## REQUEST
Take the material and output all of it exactly.

════════

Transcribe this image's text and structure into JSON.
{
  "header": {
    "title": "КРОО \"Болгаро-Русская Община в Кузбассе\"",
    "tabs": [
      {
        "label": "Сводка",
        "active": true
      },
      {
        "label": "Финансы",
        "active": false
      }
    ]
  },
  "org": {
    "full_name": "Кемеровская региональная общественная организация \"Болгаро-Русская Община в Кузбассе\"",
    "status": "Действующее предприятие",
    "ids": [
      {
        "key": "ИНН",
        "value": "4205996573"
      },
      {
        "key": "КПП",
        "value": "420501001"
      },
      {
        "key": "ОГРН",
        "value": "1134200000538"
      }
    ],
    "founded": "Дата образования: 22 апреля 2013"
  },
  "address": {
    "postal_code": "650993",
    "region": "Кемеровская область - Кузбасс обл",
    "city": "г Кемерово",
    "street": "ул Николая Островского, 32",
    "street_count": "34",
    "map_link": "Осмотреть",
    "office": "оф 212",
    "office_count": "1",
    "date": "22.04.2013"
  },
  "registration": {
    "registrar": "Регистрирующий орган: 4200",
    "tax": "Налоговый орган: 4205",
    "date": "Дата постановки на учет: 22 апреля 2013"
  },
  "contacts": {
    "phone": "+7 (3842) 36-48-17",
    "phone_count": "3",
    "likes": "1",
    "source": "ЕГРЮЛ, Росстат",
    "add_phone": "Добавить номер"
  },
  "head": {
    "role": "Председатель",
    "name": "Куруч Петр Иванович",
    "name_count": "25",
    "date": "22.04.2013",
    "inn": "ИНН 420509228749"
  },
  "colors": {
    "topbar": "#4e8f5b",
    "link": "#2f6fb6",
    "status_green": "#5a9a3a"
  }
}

════════

## IN RESPONSE
Transcribe this image's text and structure into JSON.
{
  "header": {
    "title": "КРОО \"Болгаро-Русская Община в Кузбассе\"",
    "tabs": [
      {
        "label": "Сводка",
        "active": true
      },
      {
        "label": "Финансы",
        "active": false
      }
    ]
  },
  "org": {
    "full_name": "Кемеровская региональная общественная организация \"Болгаро-Русская Община в Кузбассе\"",
    "status": "Действующее предприятие",
    "ids": [
      {
        "key": "ИНН",
        "value": "4205996573"
      },
      {
        "key": "КПП",
        "value": "420501001"
      },
      {
        "key": "ОГРН",
        "value": "1134200000538"
      }
    ],
    "founded": "Дата образования: 22 апреля 2013"
  },
  "address": {
    "postal_code": "650993",
    "region": "Кемеровская область - Кузбасс обл",
    "city": "г Кемерово",
    "street": "ул Николая Островского, 32",
    "street_count": "34",
    "map_link": "Осмотреть",
    "office": "оф 212",
    "office_count": "1",
    "date": "22.04.2013"
  },
  "registration": {
    "registrar": "Регистрирующий орган: 4200",
    "tax": "Налоговый орган: 4205",
    "date": "Дата постановки на учет: 22 апреля 2013"
  },
  "contacts": {
    "phone": "+7 (3842) 36-48-17",
    "phone_count": "3",
    "likes": "1",
    "source": "ЕГРЮЛ, Росстат",
    "add_phone": "Добавить номер"
  },
  "head": {
    "role": "Председатель",
    "name": "Куруч Петр Иванович",
    "name_count": "25",
    "date": "22.04.2013",
    "inn": "ИНН 420509228749"
  },
  "colors": {
    "topbar": "#4e8f5b",
    "link": "#2f6fb6",
    "status_green": "#5a9a3a"
  }
}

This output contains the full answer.